→ Stated goal: Write out the listing below again, precisely as it is given.

→ Information supplied:
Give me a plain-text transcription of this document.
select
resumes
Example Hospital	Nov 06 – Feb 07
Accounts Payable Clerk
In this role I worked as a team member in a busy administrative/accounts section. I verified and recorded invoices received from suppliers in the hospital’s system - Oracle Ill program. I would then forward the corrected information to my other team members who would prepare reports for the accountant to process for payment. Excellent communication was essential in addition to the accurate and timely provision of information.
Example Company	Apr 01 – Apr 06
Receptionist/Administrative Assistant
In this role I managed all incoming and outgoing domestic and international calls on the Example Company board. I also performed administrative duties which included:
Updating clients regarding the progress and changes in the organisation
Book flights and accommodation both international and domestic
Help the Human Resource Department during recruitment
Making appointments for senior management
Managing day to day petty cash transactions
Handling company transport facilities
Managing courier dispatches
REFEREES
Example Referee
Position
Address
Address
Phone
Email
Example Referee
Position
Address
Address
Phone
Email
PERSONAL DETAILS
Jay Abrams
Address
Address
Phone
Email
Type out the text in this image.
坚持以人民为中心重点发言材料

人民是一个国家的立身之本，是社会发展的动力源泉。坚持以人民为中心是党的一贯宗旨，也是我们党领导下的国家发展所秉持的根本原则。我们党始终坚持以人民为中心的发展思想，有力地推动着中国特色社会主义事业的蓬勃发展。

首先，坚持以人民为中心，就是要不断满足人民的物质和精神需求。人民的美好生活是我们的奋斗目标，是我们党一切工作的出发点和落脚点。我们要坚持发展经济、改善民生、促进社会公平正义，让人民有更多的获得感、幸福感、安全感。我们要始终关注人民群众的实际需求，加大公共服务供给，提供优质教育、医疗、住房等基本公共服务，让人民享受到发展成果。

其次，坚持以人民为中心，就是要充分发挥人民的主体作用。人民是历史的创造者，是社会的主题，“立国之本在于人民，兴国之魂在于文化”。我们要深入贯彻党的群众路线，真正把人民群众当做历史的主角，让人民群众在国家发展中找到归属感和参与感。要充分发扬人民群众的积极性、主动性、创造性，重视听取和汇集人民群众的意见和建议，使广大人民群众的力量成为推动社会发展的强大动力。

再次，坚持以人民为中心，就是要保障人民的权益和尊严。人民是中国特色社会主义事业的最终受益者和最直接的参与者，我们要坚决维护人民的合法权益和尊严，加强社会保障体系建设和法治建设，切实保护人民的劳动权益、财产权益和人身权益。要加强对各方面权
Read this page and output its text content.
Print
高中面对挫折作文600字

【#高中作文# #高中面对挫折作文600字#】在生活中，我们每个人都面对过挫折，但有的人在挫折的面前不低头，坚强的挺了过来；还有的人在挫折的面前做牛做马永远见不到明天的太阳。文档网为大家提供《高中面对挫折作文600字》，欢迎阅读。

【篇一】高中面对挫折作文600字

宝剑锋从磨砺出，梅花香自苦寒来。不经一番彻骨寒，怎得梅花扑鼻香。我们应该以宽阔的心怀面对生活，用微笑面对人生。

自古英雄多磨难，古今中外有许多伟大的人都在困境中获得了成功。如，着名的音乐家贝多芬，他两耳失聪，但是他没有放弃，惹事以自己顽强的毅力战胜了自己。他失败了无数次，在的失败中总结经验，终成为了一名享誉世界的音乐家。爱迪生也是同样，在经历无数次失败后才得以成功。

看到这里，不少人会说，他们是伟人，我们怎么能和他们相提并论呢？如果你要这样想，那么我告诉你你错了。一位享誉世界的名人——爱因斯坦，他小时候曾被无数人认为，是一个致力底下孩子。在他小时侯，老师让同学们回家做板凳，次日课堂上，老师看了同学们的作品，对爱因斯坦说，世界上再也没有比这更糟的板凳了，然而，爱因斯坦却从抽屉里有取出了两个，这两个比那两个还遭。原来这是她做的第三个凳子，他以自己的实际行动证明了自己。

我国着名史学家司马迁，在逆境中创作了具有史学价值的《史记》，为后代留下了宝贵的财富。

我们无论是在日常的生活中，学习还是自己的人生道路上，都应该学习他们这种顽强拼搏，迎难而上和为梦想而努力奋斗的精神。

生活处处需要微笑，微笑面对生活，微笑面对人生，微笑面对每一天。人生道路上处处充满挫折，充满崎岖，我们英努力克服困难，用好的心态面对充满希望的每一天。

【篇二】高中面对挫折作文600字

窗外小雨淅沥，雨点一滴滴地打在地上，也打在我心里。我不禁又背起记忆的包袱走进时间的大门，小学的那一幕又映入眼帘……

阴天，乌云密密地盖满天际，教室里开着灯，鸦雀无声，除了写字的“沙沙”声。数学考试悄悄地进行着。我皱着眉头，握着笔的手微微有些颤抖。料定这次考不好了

→ Full solution:
Give me a plain-text transcription of this document.
select
resumes
Example Hospital	Nov 06 – Feb 07
Accounts Payable Clerk
In this role I worked as a team member in a busy administrative/accounts section. I verified and recorded invoices received from suppliers in the hospital’s system - Oracle Ill program. I would then forward the corrected information to my other team members who would prepare reports for the accountant to process for payment. Excellent communication was essential in addition to the accurate and timely provision of information.
Example Company	Apr 01 – Apr 06
Receptionist/Administrative Assistant
In this role I managed all incoming and outgoing domestic and international calls on the Example Company board. I also performed administrative duties which included:
Updating clients regarding the progress and changes in the organisation
Book flights and accommodation both international and domestic
Help the Human Resource Department during recruitment
Making appointments for senior management
Managing day to day petty cash transactions
Handling company transport facilities
Managing courier dispatches
REFEREES
Example Referee
Position
Address
Address
Phone
Email
Example Referee
Position
Address
Address
Phone
Email
PERSONAL DETAILS
Jay Abrams
Address
Address
Phone
Email
Type out the text in this image.
坚持以人民为中心重点发言材料

人民是一个国家的立身之本，是社会发展的动力源泉。坚持以人民为中心是党的一贯宗旨，也是我们党领导下的国家发展所秉持的根本原则。我们党始终坚持以人民为中心的发展思想，有力地推动着中国特色社会主义事业的蓬勃发展。

首先，坚持以人民为中心，就是要不断满足人民的物质和精神需求。人民的美好生活是我们的奋斗目标，是我们党一切工作的出发点和落脚点。我们要坚持发展经济、改善民生、促进社会公平正义，让人民有更多的获得感、幸福感、安全感。我们要始终关注人民群众的实际需求，加大公共服务供给，提供优质教育、医疗、住房等基本公共服务，让人民享受到发展成果。

其次，坚持以人民为中心，就是要充分发挥人民的主体作用。人民是历史的创造者，是社会的主题，“立国之本在于人民，兴国之魂在于文化”。我们要深入贯彻党的群众路线，真正把人民群众当做历史的主角，让人民群众在国家发展中找到归属感和参与感。要充分发扬人民群众的积极性、主动性、创造性，重视听取和汇集人民群众的意见和建议，使广大人民群众的力量成为推动社会发展的强大动力。

再次，坚持以人民为中心，就是要保障人民的权益和尊严。人民是中国特色社会主义事业的最终受益者和最直接的参与者，我们要坚决维护人民的合法权益和尊严，加强社会保障体系建设和法治建设，切实保护人民的劳动权益、财产权益和人身权益。要加强对各方面权
Read this page and output its text content.
Print
高中面对挫折作文600字

【#高中作文# #高中面对挫折作文600字#】在生活中，我们每个人都面对过挫折，但有的人在挫折的面前不低头，坚强的挺了过来；还有的人在挫折的面前做牛做马永远见不到明天的太阳。文档网为大家提供《高中面对挫折作文600字》，欢迎阅读。

【篇一】高中面对挫折作文600字

宝剑锋从磨砺出，梅花香自苦寒来。不经一番彻骨寒，怎得梅花扑鼻香。我们应该以宽阔的心怀面对生活，用微笑面对人生。

自古英雄多磨难，古今中外有许多伟大的人都在困境中获得了成功。如，着名的音乐家贝多芬，他两耳失聪，但是他没有放弃，惹事以自己顽强的毅力战胜了自己。他失败了无数次，在的失败中总结经验，终成为了一名享誉世界的音乐家。爱迪生也是同样，在经历无数次失败后才得以成功。

看到这里，不少人会说，他们是伟人，我们怎么能和他们相提并论呢？如果你要这样想，那么我告诉你你错了。一位享誉世界的名人——爱因斯坦，他小时候曾被无数人认为，是一个致力底下孩子。在他小时侯，老师让同学们回家做板凳，次日课堂上，老师看了同学们的作品，对爱因斯坦说，世界上再也没有比这更糟的板凳了，然而，爱因斯坦却从抽屉里有取出了两个，这两个比那两个还遭。原来这是她做的第三个凳子，他以自己的实际行动证明了自己。

我国着名史学家司马迁，在逆境中创作了具有史学价值的《史记》，为后代留下了宝贵的财富。

我们无论是在日常的生活中，学习还是自己的人生道路上，都应该学习他们这种顽强拼搏，迎难而上和为梦想而努力奋斗的精神。

生活处处需要微笑，微笑面对生活，微笑面对人生，微笑面对每一天。人生道路上处处充满挫折，充满崎岖，我们英努力克服困难，用好的心态面对充满希望的每一天。

【篇二】高中面对挫折作文600字

窗外小雨淅沥，雨点一滴滴地打在地上，也打在我心里。我不禁又背起记忆的包袱走进时间的大门，小学的那一幕又映入眼帘……

阴天，乌云密密地盖满天际，教室里开着灯，鸦雀无声，除了写字的“沙沙”声。数学考试悄悄地进行着。我皱着眉头，握着笔的手微微有些颤抖。料定这次考不好了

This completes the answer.